> **Written request**:
Pictures aside, quote the whole listing exactly.

== Input ==

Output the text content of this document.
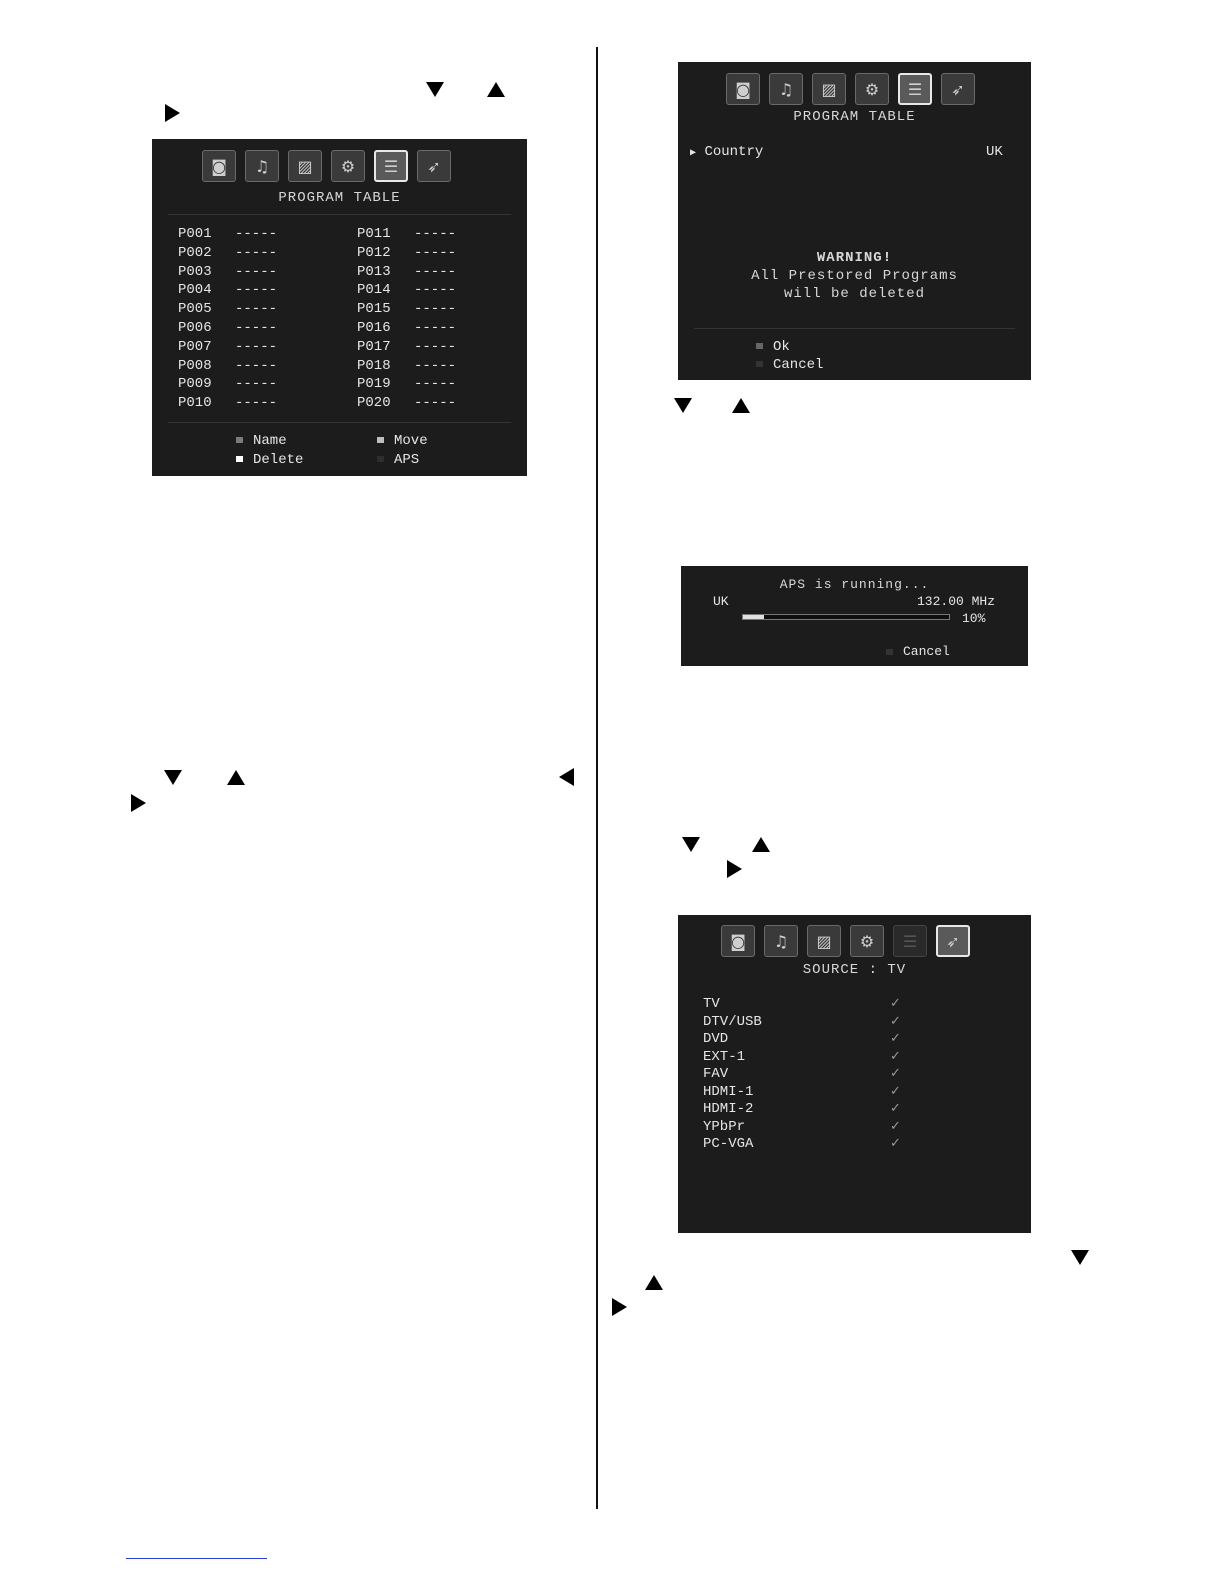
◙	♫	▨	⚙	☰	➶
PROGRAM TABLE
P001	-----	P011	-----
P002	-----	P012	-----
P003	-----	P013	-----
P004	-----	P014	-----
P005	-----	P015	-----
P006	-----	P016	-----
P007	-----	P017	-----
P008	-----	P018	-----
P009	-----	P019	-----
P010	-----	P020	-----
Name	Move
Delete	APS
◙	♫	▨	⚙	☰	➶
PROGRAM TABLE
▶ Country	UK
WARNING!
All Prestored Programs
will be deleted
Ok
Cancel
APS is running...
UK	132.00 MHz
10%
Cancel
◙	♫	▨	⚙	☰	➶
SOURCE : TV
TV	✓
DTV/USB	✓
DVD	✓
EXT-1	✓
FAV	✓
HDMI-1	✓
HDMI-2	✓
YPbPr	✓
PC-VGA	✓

===

> **Response to this exercise**:
Output the text content of this document.
◙	♫	▨	⚙	☰	➶
PROGRAM TABLE
P001	-----	P011	-----
P002	-----	P012	-----
P003	-----	P013	-----
P004	-----	P014	-----
P005	-----	P015	-----
P006	-----	P016	-----
P007	-----	P017	-----
P008	-----	P018	-----
P009	-----	P019	-----
P010	-----	P020	-----
Name	Move
Delete	APS
◙	♫	▨	⚙	☰	➶
PROGRAM TABLE
▶ Country	UK
WARNING!
All Prestored Programs
will be deleted
Ok
Cancel
APS is running...
UK	132.00 MHz
10%
Cancel
◙	♫	▨	⚙	☰	➶
SOURCE : TV
TV	✓
DTV/USB	✓
DVD	✓
EXT-1	✓
FAV	✓
HDMI-1	✓
HDMI-2	✓
YPbPr	✓
PC-VGA	✓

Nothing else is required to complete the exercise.